• [Aim of the task]:
Draw out every line with the word "правовыми" from the listing below.

• [Given records]:
::::::::::
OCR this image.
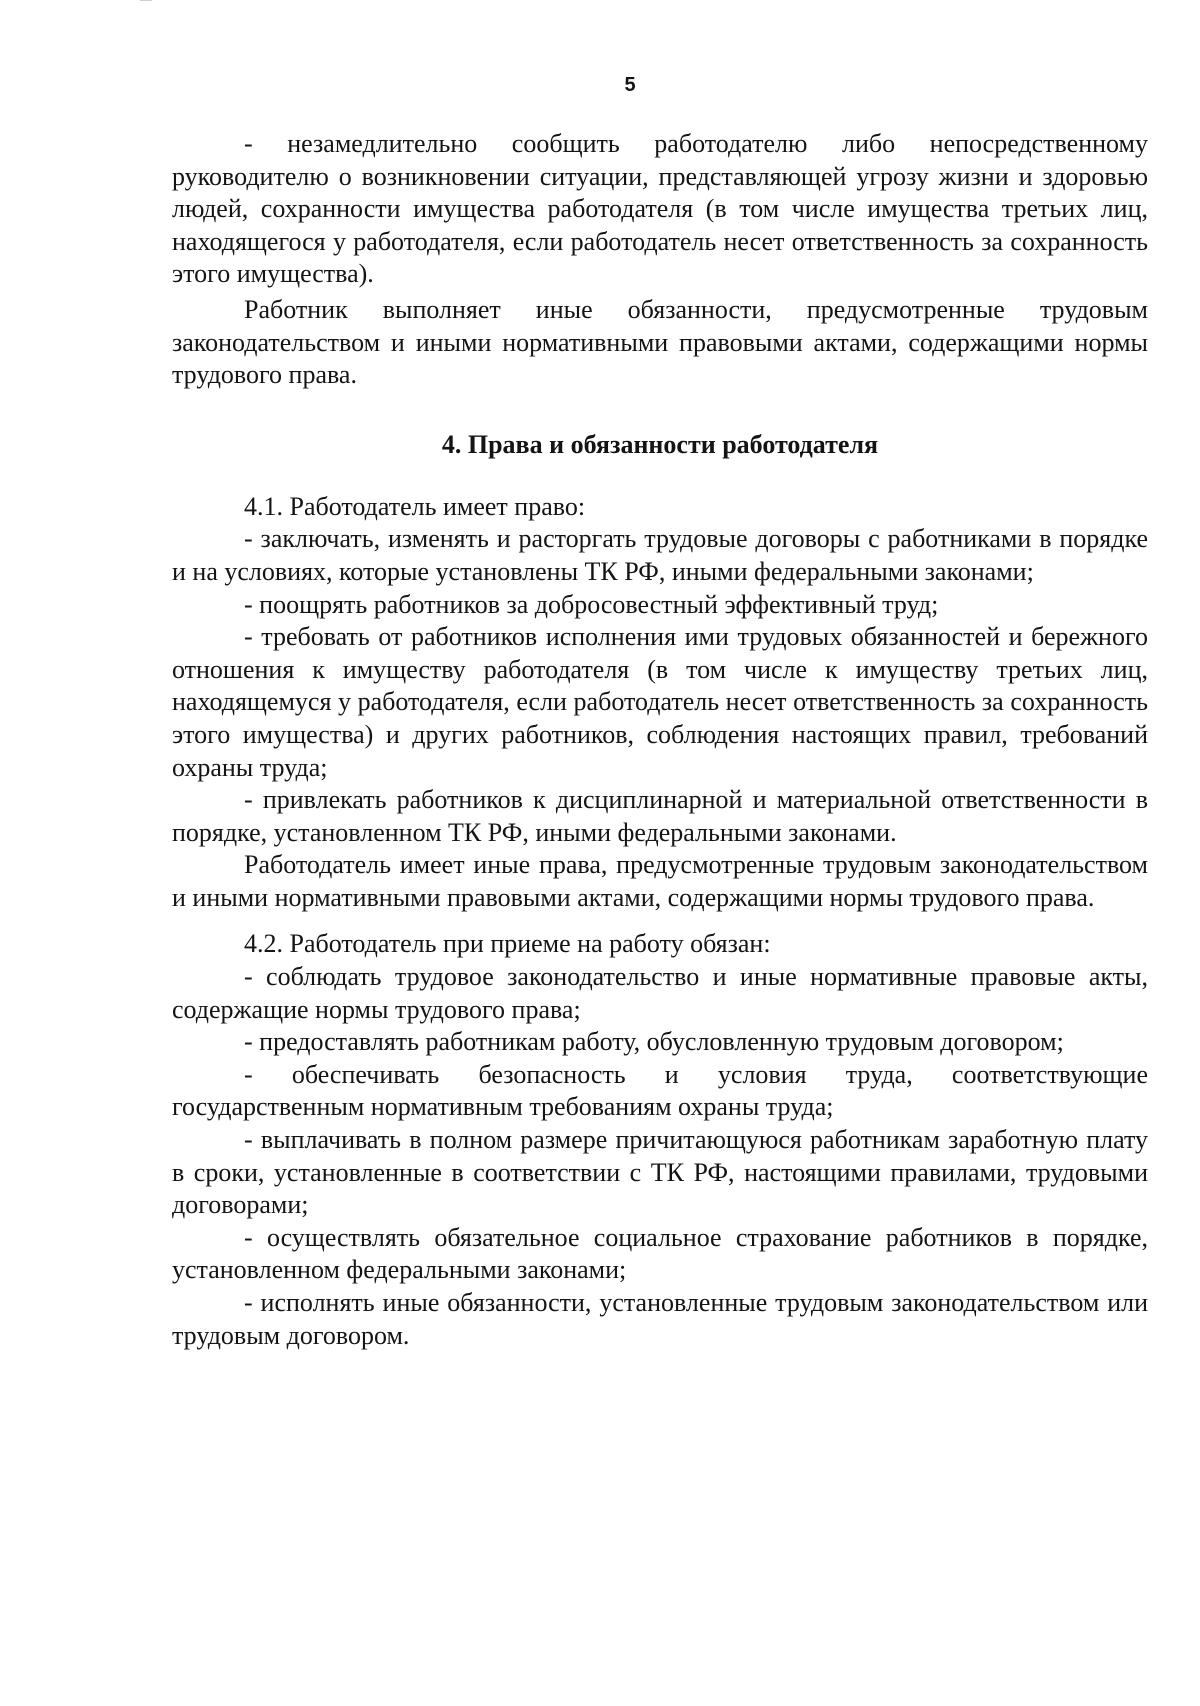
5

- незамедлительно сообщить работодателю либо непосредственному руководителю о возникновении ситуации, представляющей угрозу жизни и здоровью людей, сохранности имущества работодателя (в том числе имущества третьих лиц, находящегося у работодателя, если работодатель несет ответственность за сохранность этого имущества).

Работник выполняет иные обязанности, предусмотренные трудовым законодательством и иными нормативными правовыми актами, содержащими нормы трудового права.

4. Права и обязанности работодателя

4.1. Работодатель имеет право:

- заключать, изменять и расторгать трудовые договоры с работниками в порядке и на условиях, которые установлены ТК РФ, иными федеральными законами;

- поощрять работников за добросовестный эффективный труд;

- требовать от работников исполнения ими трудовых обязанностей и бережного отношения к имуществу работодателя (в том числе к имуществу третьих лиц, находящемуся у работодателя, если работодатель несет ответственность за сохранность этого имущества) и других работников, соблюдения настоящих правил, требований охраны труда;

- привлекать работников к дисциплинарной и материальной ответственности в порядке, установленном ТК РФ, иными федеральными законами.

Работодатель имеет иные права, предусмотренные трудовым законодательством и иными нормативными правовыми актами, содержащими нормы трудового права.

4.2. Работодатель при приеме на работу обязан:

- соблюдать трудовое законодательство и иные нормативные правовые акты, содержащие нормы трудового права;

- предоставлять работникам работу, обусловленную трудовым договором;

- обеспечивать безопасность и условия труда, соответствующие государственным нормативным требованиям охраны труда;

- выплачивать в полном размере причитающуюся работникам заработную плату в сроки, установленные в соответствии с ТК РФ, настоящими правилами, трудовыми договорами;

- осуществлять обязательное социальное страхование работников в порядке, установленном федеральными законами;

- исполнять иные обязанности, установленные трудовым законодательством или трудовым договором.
::::::::::
• [In response]:
Работник выполняет иные обязанности, предусмотренные трудовым законодательством и иными нормативными правовыми актами, содержащими нормы трудового права.
Работодатель имеет иные права, предусмотренные трудовым законодательством и иными нормативными правовыми актами, содержащими нормы трудового права.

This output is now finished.